##### DATA FOR THIS EXERCISE #####

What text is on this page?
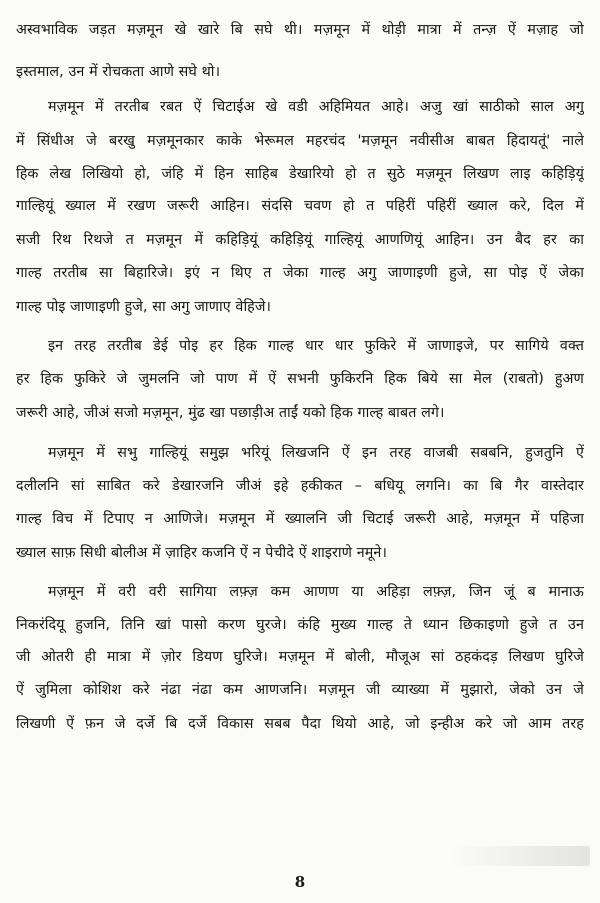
अस्वभाविक जड़त मज़मून खे खारे बि सघे थी। मज़मून में थोड़ी मात्रा में तन्ज़ ऐं मज़ाह जो
इस्तमाल, उन में रोचकता आणे सघे थो।
मज़मून में तरतीब रबत ऐं चिटाईअ खे वडी अहिमियत आहे। अजु खां साठीको साल अगु
में सिंधीअ जे बरखु मज़मूनकार काके भेरूमल महरचंद 'मज़मून नवीसीअ बाबत हिदायतूं' नाले
हिक लेख लिखियो हो, जंहि में हिन साहिब डेखारियो हो त सुठे मज़मून लिखण लाइ कहिड़ियूं
गाल्हियूं ख्याल में रखण जरूरी आहिन। संदसि चवण हो त पहिरीं पहिरीं ख्याल करे, दिल में
सजी रिथ रिथजे त मज़मून में कहिड़ियूं कहिड़ियूं गाल्हियूं आणणियूं आहिन। उन बैद हर का
गाल्ह तरतीब सा बिहारिजे। इएं न थिए त जेका गाल्ह अगु जाणाइणी हुजे, सा पोइ ऐं जेका
गाल्ह पोइ जाणाइणी हुजे, सा अगु जाणाए वेहिजे।
इन तरह तरतीब डेई पोइ हर हिक गाल्ह धार धार फुकिरे में जाणाइजे, पर सागिये वक्त
हर हिक फुकिरे जे जुमलनि जो पाण में ऐं सभनी फुकिरनि हिक बिये सा मेल (राबतो) हुअण
जरूरी आहे, जीअं सजो मज़मून, मुंढ खा पछाड़ीअ ताईं यको हिक गाल्ह बाबत लगे।
मज़मून में सभु गाल्हियूं समुझ भरियूं लिखजनि ऐं इन तरह वाजबी सबबनि, हुजतुनि ऐं
दलीलनि सां साबित करे डेखारजनि जीअं इहे हकीकत – बधियू लगनि। का बि गैर वास्तेदार
गाल्ह विच में टिपाए न आणिजे। मज़मून में ख्यालनि जी चिटाई जरूरी आहे, मज़मून में पहिजा
ख्याल साफ़ सिधी बोलीअ में ज़ाहिर कजनि ऐं न पेचीदे ऐं शाइराणे नमूने।
मज़मून में वरी वरी सागिया लफ़्ज़ कम आणण या अहिड़ा लफ़्ज़, जिन जूं ब मानाऊ
निकरंदियू हुजनि, तिनि खां पासो करण घुरजे। कंहि मुख्य गाल्ह ते ध्यान छिकाइणो हुजे त उन
जी ओतरी ही मात्रा में ज़ोर डियण घुरिजे। मज़मून में बोली, मौजूअ सां ठहकंदड़ लिखण घुरिजे
ऐं जुमिला कोशिश करे नंढा नंढा कम आणजनि। मज़मून जी व्याख्या में मुझारो, जेको उन जे
लिखणी ऐं फ़न जे दर्जे बि दर्जे विकास सबब पैदा थियो आहे, जो इन्हीअ करे जो आम तरह
8
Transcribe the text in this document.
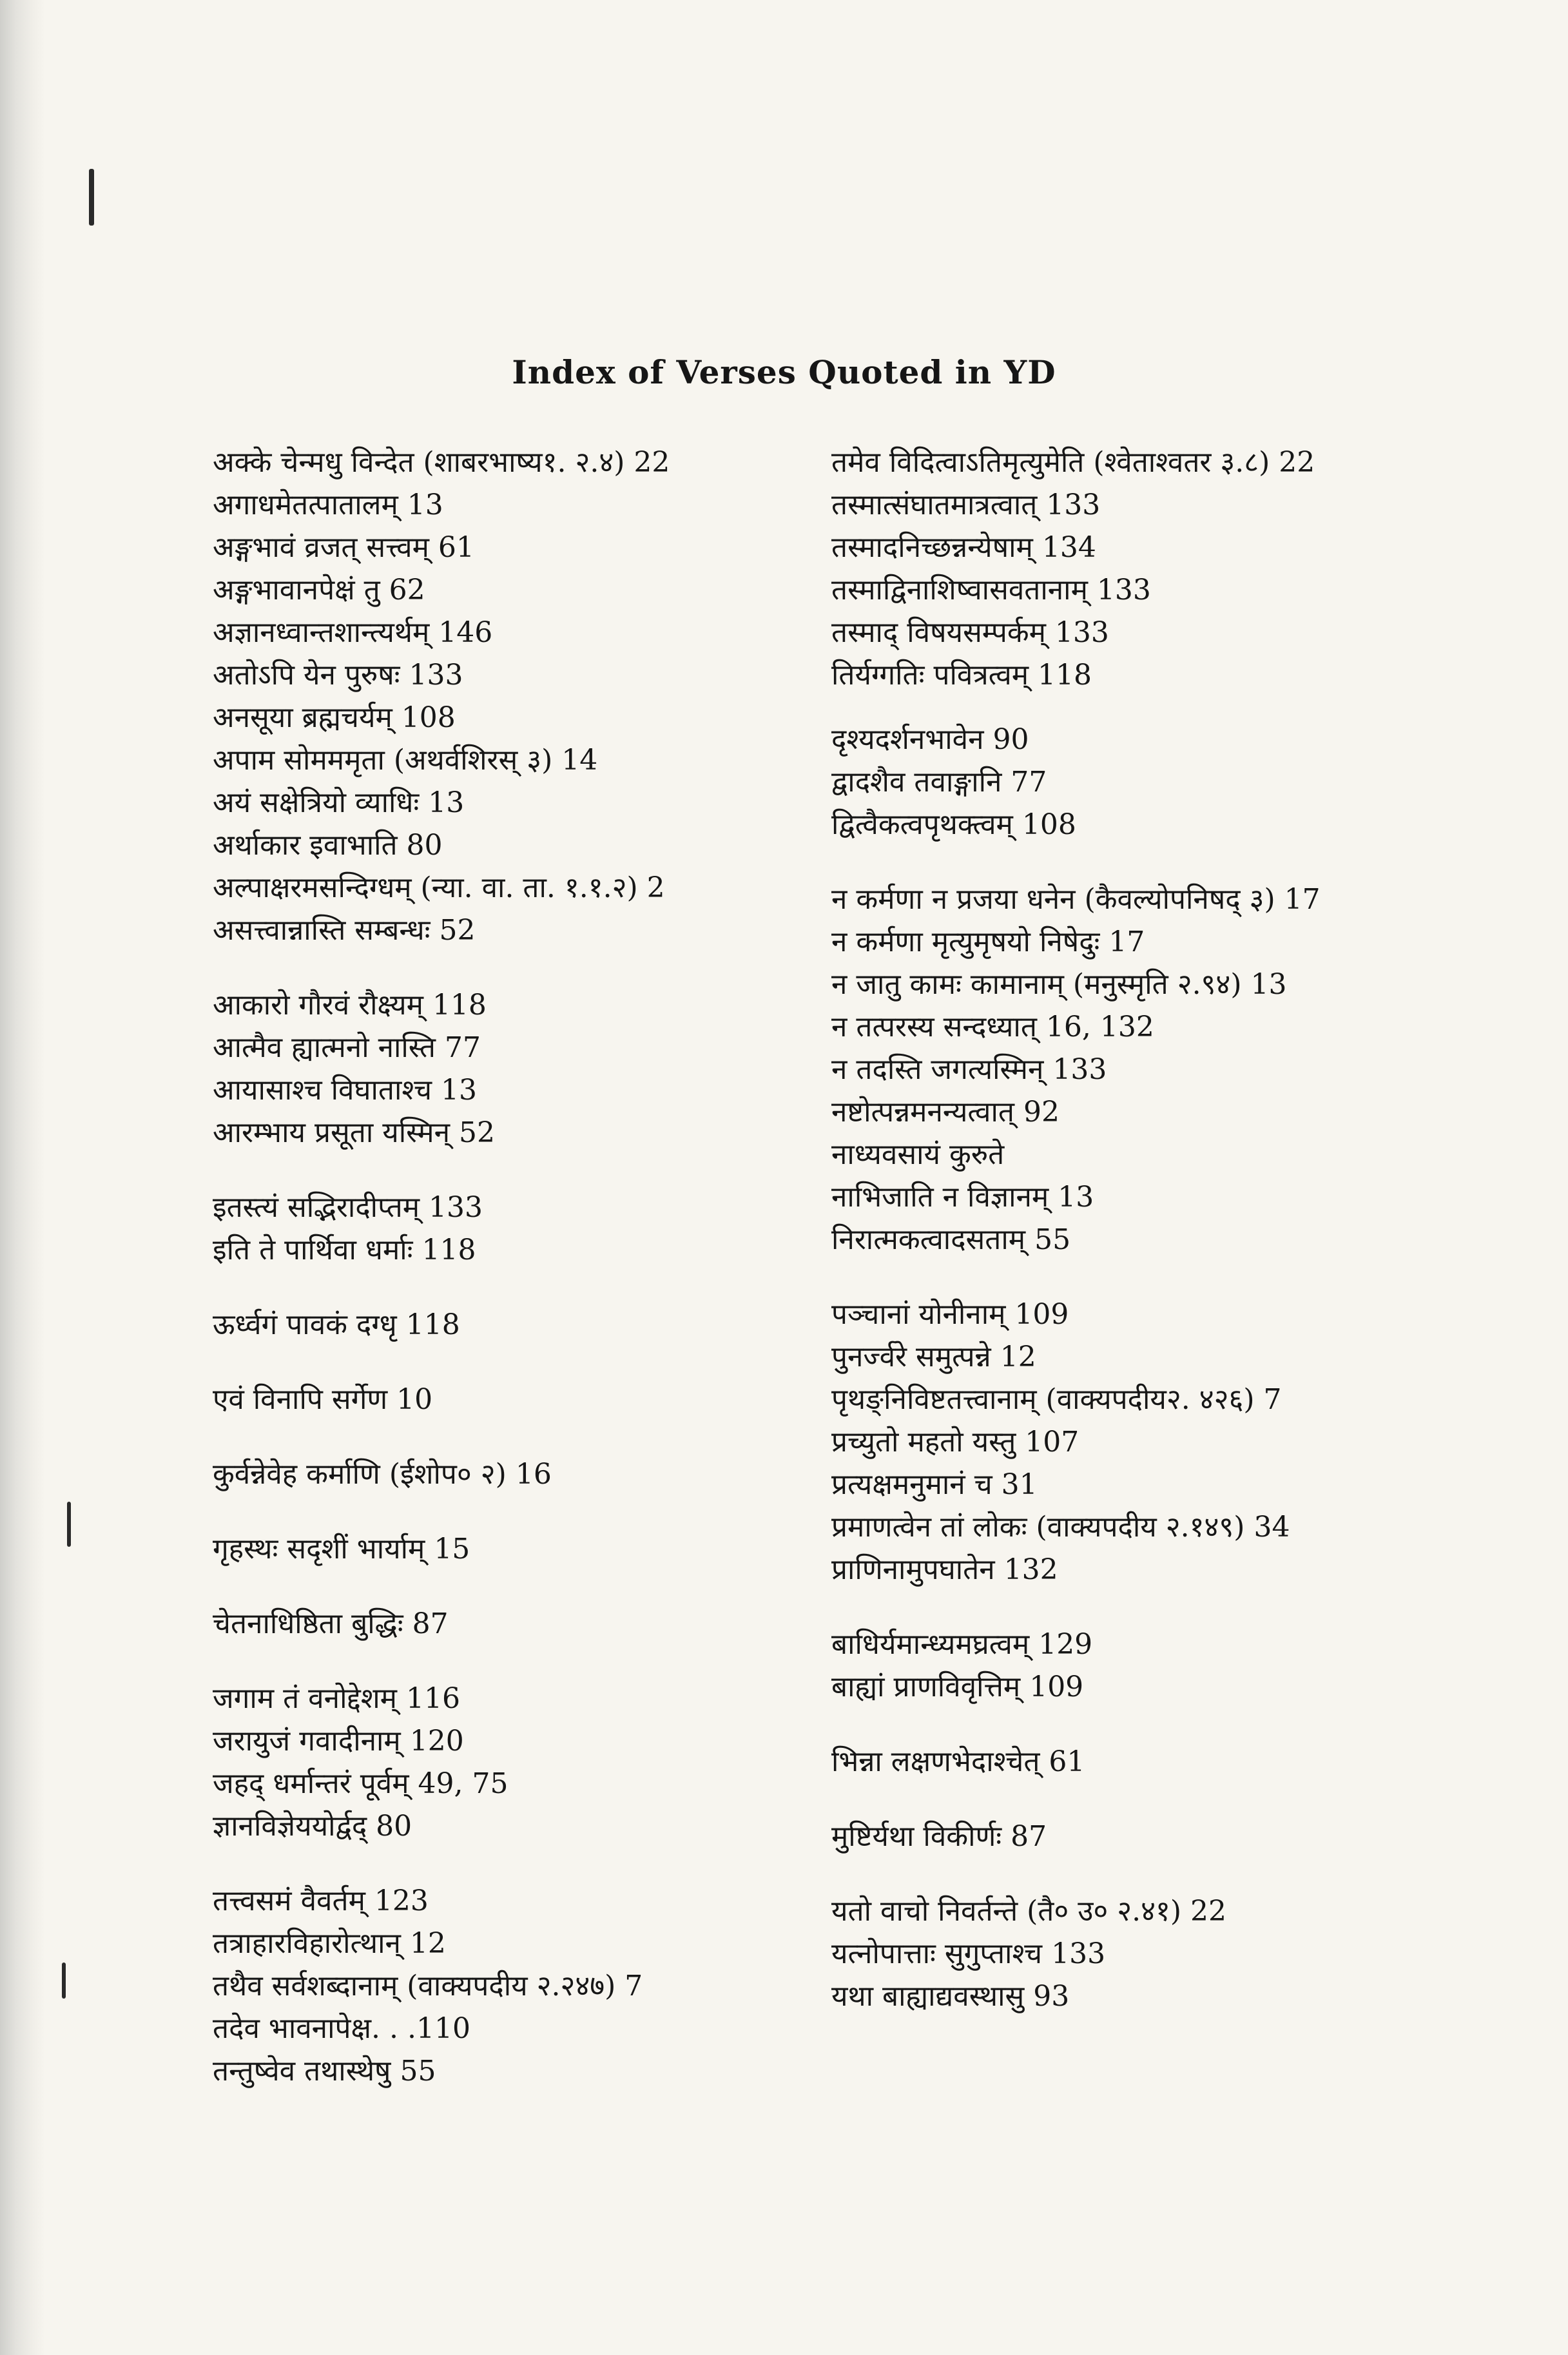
Index of Verses Quoted in YD
अक्के चेन्मधु विन्देत (शाबरभाष्य१. २.४) 22
अगाधमेतत्पातालम् 13
अङ्गभावं व्रजत् सत्त्वम् 61
अङ्गभावानपेक्षं तु 62
अज्ञानध्वान्तशान्त्यर्थम् 146
अतोऽपि येन पुरुषः 133
अनसूया ब्रह्मचर्यम् 108
अपाम सोमममृता (अथर्वशिरस् ३) 14
अयं सक्षेत्रियो व्याधिः 13
अर्थाकार इवाभाति 80
अल्पाक्षरमसन्दिग्धम् (न्या. वा. ता. १.१.२) 2
असत्त्वान्नास्ति सम्बन्धः 52
आकारो गौरवं रौक्ष्यम् 118
आत्मैव ह्यात्मनो नास्ति 77
आयासाश्च विघाताश्च 13
आरम्भाय प्रसूता यस्मिन् 52
इतस्त्यं सद्भिरादीप्तम् 133
इति ते पार्थिवा धर्माः 118
ऊर्ध्वगं पावकं दग्धृ 118
एवं विनापि सर्गेण 10
कुर्वन्नेवेह कर्माणि (ईशोप० २) 16
गृहस्थः सदृशीं भार्याम् 15
चेतनाधिष्ठिता बुद्धिः 87
जगाम तं वनोद्देशम् 116
जरायुजं गवादीनाम् 120
जहद् धर्मान्तरं पूर्वम् 49, 75
ज्ञानविज्ञेययोर्द्वद् 80
तत्त्वसमं वैवर्तम् 123
तत्राहारविहारोत्थान् 12
तथैव सर्वशब्दानाम् (वाक्यपदीय २.२४७) 7
तदेव भावनापेक्ष. . .110
तन्तुष्वेव तथास्थेषु 55
तमेव विदित्वाऽतिमृत्युमेति (श्वेताश्वतर ३.८) 22
तस्मात्संघातमात्रत्वात् 133
तस्मादनिच्छन्नन्येषाम् 134
तस्माद्विनाशिष्वासवतानाम् 133
तस्माद् विषयसम्पर्कम् 133
तिर्यग्गतिः पवित्रत्वम् 118
दृश्यदर्शनभावेन 90
द्वादशैव तवाङ्गानि 77
द्वित्वैकत्वपृथक्त्वम् 108
न कर्मणा न प्रजया धनेन (कैवल्योपनिषद् ३) 17
न कर्मणा मृत्युमृषयो निषेदुः 17
न जातु कामः कामानाम् (मनुस्मृति २.९४) 13
न तत्परस्य सन्दध्यात् 16, 132
न तदस्ति जगत्यस्मिन् 133
नष्टोत्पन्नमनन्यत्वात् 92
नाध्यवसायं कुरुते
नाभिजाति न विज्ञानम् 13
निरात्मकत्वादसताम् 55
पञ्चानां योनीनाम् 109
पुनर्ज्वरे समुत्पन्ने 12
पृथङ्निविष्टतत्त्वानाम् (वाक्यपदीय२. ४२६) 7
प्रच्युतो महतो यस्तु 107
प्रत्यक्षमनुमानं च 31
प्रमाणत्वेन तां लोकः (वाक्यपदीय २.१४९) 34
प्राणिनामुपघातेन 132
बाधिर्यमान्ध्यमघ्रत्वम् 129
बाह्यां प्राणविवृत्तिम् 109
भिन्ना लक्षणभेदाश्चेत् 61
मुष्टिर्यथा विकीर्णः 87
यतो वाचो निवर्तन्ते (तै० उ० २.४१) 22
यत्नोपात्ताः सुगुप्ताश्च 133
यथा बाह्याद्यवस्थासु 93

#####

» SET EXERCISE:
Your task is to return the entries above exactly, with no pictures.

» SOLUTION TO THIS EXERCISE:
What text is on this page?
अस्वभाविक जड़त मज़मून खे खारे बि सघे थी। मज़मून में थोड़ी मात्रा में तन्ज़ ऐं मज़ाह जो
इस्तमाल, उन में रोचकता आणे सघे थो।
मज़मून में तरतीब रबत ऐं चिटाईअ खे वडी अहिमियत आहे। अजु खां साठीको साल अगु
में सिंधीअ जे बरखु मज़मूनकार काके भेरूमल महरचंद 'मज़मून नवीसीअ बाबत हिदायतूं' नाले
हिक लेख लिखियो हो, जंहि में हिन साहिब डेखारियो हो त सुठे मज़मून लिखण लाइ कहिड़ियूं
गाल्हियूं ख्याल में रखण जरूरी आहिन। संदसि चवण हो त पहिरीं पहिरीं ख्याल करे, दिल में
सजी रिथ रिथजे त मज़मून में कहिड़ियूं कहिड़ियूं गाल्हियूं आणणियूं आहिन। उन बैद हर का
गाल्ह तरतीब सा बिहारिजे। इएं न थिए त जेका गाल्ह अगु जाणाइणी हुजे, सा पोइ ऐं जेका
गाल्ह पोइ जाणाइणी हुजे, सा अगु जाणाए वेहिजे।
इन तरह तरतीब डेई पोइ हर हिक गाल्ह धार धार फुकिरे में जाणाइजे, पर सागिये वक्त
हर हिक फुकिरे जे जुमलनि जो पाण में ऐं सभनी फुकिरनि हिक बिये सा मेल (राबतो) हुअण
जरूरी आहे, जीअं सजो मज़मून, मुंढ खा पछाड़ीअ ताईं यको हिक गाल्ह बाबत लगे।
मज़मून में सभु गाल्हियूं समुझ भरियूं लिखजनि ऐं इन तरह वाजबी सबबनि, हुजतुनि ऐं
दलीलनि सां साबित करे डेखारजनि जीअं इहे हकीकत – बधियू लगनि। का बि गैर वास्तेदार
गाल्ह विच में टिपाए न आणिजे। मज़मून में ख्यालनि जी चिटाई जरूरी आहे, मज़मून में पहिजा
ख्याल साफ़ सिधी बोलीअ में ज़ाहिर कजनि ऐं न पेचीदे ऐं शाइराणे नमूने।
मज़मून में वरी वरी सागिया लफ़्ज़ कम आणण या अहिड़ा लफ़्ज़, जिन जूं ब मानाऊ
निकरंदियू हुजनि, तिनि खां पासो करण घुरजे। कंहि मुख्य गाल्ह ते ध्यान छिकाइणो हुजे त उन
जी ओतरी ही मात्रा में ज़ोर डियण घुरिजे। मज़मून में बोली, मौजूअ सां ठहकंदड़ लिखण घुरिजे
ऐं जुमिला कोशिश करे नंढा नंढा कम आणजनि। मज़मून जी व्याख्या में मुझारो, जेको उन जे
लिखणी ऐं फ़न जे दर्जे बि दर्जे विकास सबब पैदा थियो आहे, जो इन्हीअ करे जो आम तरह
8
Transcribe the text in this document.
Index of Verses Quoted in YD
अक्के चेन्मधु विन्देत (शाबरभाष्य१. २.४) 22
अगाधमेतत्पातालम् 13
अङ्गभावं व्रजत् सत्त्वम् 61
अङ्गभावानपेक्षं तु 62
अज्ञानध्वान्तशान्त्यर्थम् 146
अतोऽपि येन पुरुषः 133
अनसूया ब्रह्मचर्यम् 108
अपाम सोमममृता (अथर्वशिरस् ३) 14
अयं सक्षेत्रियो व्याधिः 13
अर्थाकार इवाभाति 80
अल्पाक्षरमसन्दिग्धम् (न्या. वा. ता. १.१.२) 2
असत्त्वान्नास्ति सम्बन्धः 52
आकारो गौरवं रौक्ष्यम् 118
आत्मैव ह्यात्मनो नास्ति 77
आयासाश्च विघाताश्च 13
आरम्भाय प्रसूता यस्मिन् 52
इतस्त्यं सद्भिरादीप्तम् 133
इति ते पार्थिवा धर्माः 118
ऊर्ध्वगं पावकं दग्धृ 118
एवं विनापि सर्गेण 10
कुर्वन्नेवेह कर्माणि (ईशोप० २) 16
गृहस्थः सदृशीं भार्याम् 15
चेतनाधिष्ठिता बुद्धिः 87
जगाम तं वनोद्देशम् 116
जरायुजं गवादीनाम् 120
जहद् धर्मान्तरं पूर्वम् 49, 75
ज्ञानविज्ञेययोर्द्वद् 80
तत्त्वसमं वैवर्तम् 123
तत्राहारविहारोत्थान् 12
तथैव सर्वशब्दानाम् (वाक्यपदीय २.२४७) 7
तदेव भावनापेक्ष. . .110
तन्तुष्वेव तथास्थेषु 55
तमेव विदित्वाऽतिमृत्युमेति (श्वेताश्वतर ३.८) 22
तस्मात्संघातमात्रत्वात् 133
तस्मादनिच्छन्नन्येषाम् 134
तस्माद्विनाशिष्वासवतानाम् 133
तस्माद् विषयसम्पर्कम् 133
तिर्यग्गतिः पवित्रत्वम् 118
दृश्यदर्शनभावेन 90
द्वादशैव तवाङ्गानि 77
द्वित्वैकत्वपृथक्त्वम् 108
न कर्मणा न प्रजया धनेन (कैवल्योपनिषद् ३) 17
न कर्मणा मृत्युमृषयो निषेदुः 17
न जातु कामः कामानाम् (मनुस्मृति २.९४) 13
न तत्परस्य सन्दध्यात् 16, 132
न तदस्ति जगत्यस्मिन् 133
नष्टोत्पन्नमनन्यत्वात् 92
नाध्यवसायं कुरुते
नाभिजाति न विज्ञानम् 13
निरात्मकत्वादसताम् 55
पञ्चानां योनीनाम् 109
पुनर्ज्वरे समुत्पन्ने 12
पृथङ्निविष्टतत्त्वानाम् (वाक्यपदीय२. ४२६) 7
प्रच्युतो महतो यस्तु 107
प्रत्यक्षमनुमानं च 31
प्रमाणत्वेन तां लोकः (वाक्यपदीय २.१४९) 34
प्राणिनामुपघातेन 132
बाधिर्यमान्ध्यमघ्रत्वम् 129
बाह्यां प्राणविवृत्तिम् 109
भिन्ना लक्षणभेदाश्चेत् 61
मुष्टिर्यथा विकीर्णः 87
यतो वाचो निवर्तन्ते (तै० उ० २.४१) 22
यत्नोपात्ताः सुगुप्ताश्च 133
यथा बाह्याद्यवस्थासु 93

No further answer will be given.